Given problem → Filter the entries, keeping every line with the word "this".

Saved entries:
.....
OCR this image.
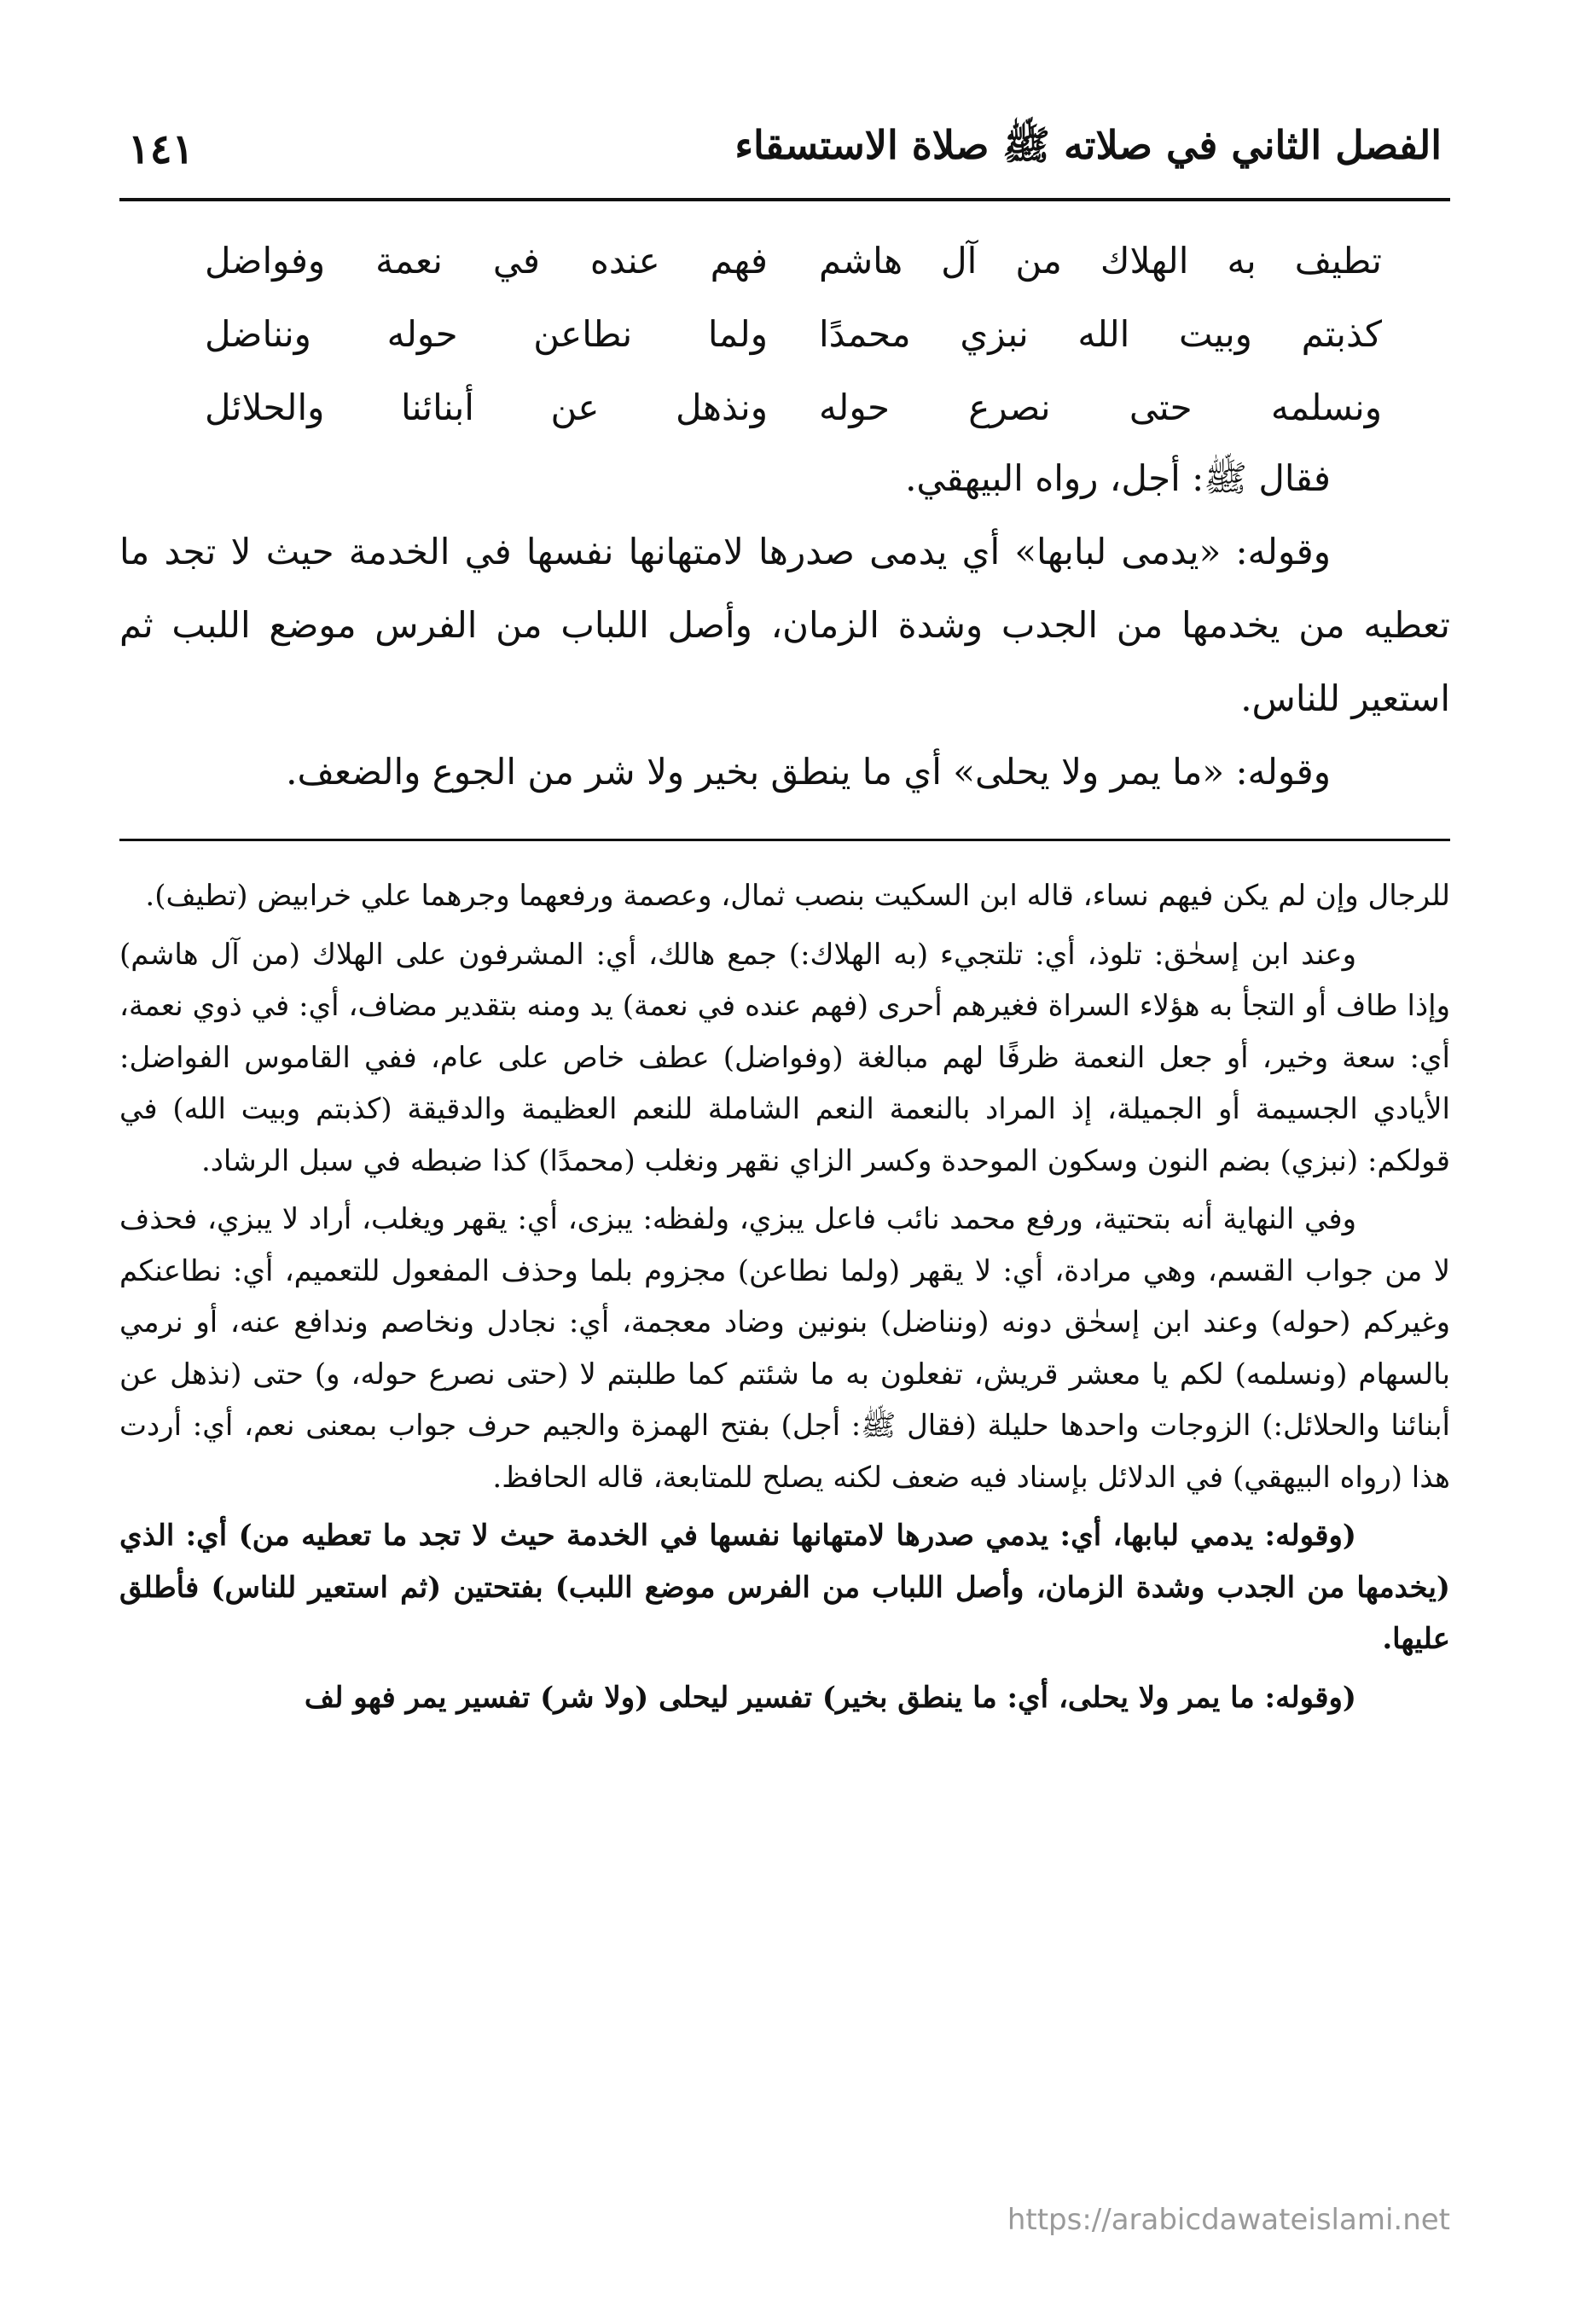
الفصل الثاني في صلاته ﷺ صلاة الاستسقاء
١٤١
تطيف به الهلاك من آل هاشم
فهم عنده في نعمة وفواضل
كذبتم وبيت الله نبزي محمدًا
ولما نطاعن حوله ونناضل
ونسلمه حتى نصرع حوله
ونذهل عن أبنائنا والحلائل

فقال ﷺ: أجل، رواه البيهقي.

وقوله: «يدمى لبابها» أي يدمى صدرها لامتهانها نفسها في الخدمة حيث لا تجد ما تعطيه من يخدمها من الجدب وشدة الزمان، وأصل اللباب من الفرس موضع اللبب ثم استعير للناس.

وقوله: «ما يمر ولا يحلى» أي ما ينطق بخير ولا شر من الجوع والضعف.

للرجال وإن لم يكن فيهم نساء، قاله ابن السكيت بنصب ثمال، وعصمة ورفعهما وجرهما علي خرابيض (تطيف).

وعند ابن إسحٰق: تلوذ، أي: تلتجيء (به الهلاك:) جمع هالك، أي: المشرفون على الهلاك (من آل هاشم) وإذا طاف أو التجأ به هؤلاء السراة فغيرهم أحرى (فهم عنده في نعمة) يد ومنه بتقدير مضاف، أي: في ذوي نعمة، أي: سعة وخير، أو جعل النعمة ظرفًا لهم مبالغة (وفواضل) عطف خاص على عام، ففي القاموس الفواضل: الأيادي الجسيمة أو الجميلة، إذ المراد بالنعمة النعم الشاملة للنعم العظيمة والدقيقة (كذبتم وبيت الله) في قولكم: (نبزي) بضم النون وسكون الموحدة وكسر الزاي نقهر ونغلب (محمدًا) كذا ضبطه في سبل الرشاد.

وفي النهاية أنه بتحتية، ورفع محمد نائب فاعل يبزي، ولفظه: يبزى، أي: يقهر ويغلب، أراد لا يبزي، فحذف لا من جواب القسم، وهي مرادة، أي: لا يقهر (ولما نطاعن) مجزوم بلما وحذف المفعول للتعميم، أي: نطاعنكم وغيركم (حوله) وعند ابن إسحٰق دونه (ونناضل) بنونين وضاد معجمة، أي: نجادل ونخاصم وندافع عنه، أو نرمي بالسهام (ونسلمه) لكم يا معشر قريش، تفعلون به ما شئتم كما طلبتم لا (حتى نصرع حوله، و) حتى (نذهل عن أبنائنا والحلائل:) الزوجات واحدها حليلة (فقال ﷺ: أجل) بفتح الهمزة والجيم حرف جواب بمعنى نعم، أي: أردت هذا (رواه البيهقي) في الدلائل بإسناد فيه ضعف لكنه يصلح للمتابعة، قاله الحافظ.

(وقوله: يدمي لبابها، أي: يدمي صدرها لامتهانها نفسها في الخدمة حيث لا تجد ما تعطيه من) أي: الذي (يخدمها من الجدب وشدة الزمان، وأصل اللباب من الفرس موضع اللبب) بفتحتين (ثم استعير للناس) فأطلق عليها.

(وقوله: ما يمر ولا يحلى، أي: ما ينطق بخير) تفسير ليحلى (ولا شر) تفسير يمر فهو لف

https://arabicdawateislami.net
.....
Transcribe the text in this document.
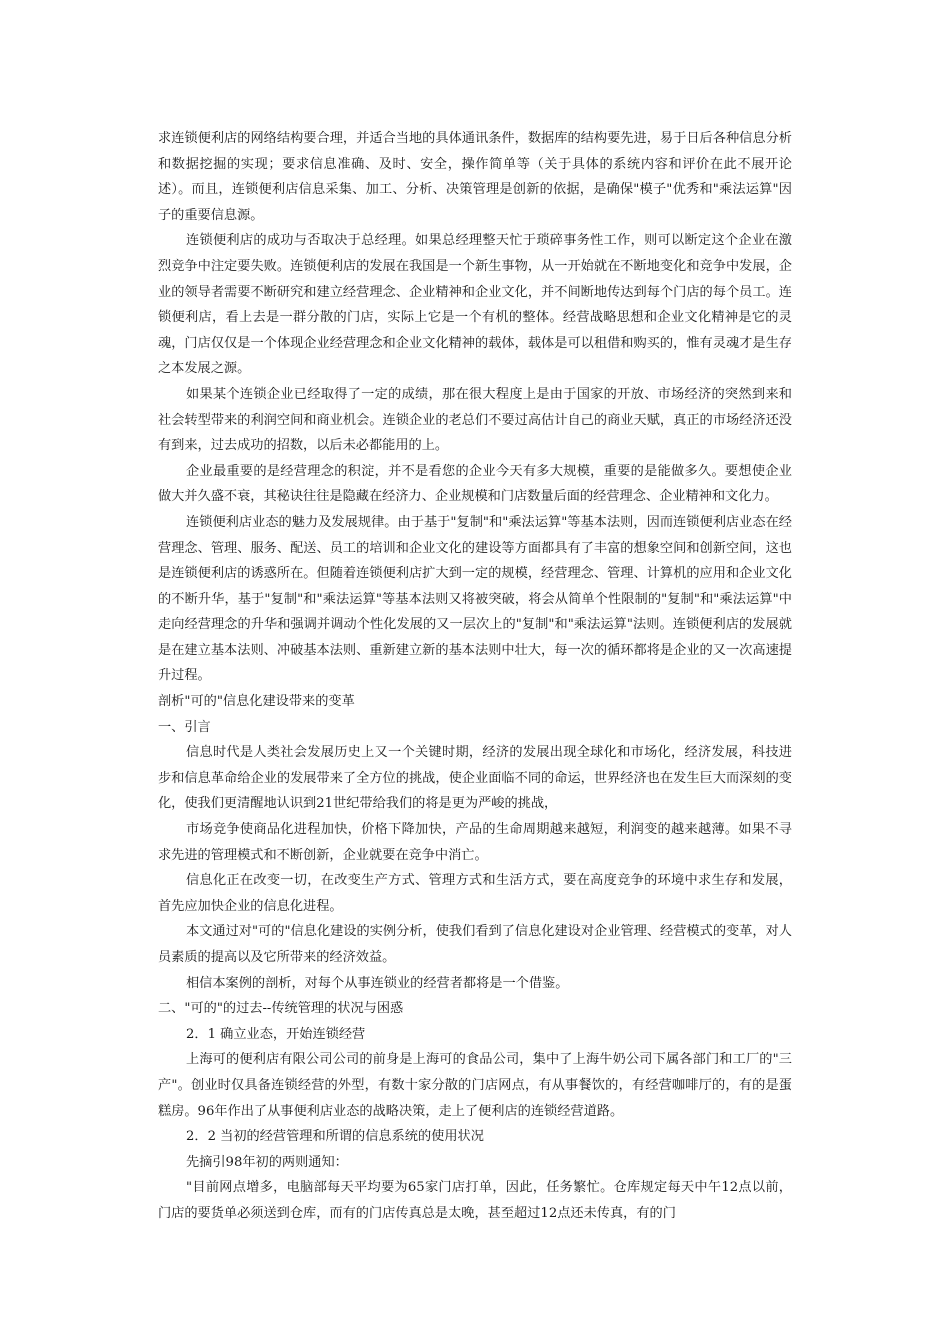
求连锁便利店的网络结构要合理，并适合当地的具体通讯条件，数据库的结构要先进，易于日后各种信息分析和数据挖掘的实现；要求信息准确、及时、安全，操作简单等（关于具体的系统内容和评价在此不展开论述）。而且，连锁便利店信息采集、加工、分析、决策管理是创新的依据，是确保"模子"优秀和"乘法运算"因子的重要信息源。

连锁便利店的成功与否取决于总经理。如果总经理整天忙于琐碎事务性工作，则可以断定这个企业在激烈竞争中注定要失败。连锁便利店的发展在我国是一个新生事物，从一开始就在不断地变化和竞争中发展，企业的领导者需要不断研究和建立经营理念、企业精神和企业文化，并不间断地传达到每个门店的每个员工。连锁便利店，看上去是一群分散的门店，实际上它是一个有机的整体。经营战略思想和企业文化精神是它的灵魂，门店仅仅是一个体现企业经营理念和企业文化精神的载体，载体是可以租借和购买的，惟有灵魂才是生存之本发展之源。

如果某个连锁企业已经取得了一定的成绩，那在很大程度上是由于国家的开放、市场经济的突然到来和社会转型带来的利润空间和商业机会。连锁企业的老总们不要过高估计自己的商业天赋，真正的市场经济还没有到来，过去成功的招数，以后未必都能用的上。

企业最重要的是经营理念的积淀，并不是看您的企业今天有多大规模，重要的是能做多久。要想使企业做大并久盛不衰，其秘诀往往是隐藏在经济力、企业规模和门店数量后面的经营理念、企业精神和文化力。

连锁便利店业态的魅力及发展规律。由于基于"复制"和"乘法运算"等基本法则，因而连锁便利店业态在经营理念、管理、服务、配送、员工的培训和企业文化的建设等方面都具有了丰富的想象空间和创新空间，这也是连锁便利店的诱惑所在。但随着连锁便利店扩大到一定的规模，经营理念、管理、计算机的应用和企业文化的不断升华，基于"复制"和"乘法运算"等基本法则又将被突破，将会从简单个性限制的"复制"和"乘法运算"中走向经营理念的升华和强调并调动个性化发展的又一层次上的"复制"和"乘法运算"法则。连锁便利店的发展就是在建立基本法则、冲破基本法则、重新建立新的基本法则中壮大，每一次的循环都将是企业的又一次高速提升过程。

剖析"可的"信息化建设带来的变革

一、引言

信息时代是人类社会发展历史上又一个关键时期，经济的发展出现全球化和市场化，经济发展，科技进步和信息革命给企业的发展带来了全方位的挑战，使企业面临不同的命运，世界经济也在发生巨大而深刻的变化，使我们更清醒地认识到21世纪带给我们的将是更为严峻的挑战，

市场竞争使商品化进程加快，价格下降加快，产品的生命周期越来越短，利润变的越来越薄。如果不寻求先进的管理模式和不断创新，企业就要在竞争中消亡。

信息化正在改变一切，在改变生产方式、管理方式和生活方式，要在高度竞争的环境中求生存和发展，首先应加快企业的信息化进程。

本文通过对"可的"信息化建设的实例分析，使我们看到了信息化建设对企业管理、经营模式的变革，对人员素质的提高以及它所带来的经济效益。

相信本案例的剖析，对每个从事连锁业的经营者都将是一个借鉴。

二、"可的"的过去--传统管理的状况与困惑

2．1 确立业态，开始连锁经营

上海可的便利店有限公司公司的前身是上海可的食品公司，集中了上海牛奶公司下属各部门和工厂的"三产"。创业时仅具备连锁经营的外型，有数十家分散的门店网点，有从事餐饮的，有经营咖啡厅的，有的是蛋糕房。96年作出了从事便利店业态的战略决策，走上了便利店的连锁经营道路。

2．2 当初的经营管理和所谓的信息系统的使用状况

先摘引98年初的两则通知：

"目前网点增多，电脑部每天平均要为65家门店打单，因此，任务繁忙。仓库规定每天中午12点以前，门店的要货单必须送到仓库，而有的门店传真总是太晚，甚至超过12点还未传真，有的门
.....
The solution →
OCR this image.
Transcribe the text in this document.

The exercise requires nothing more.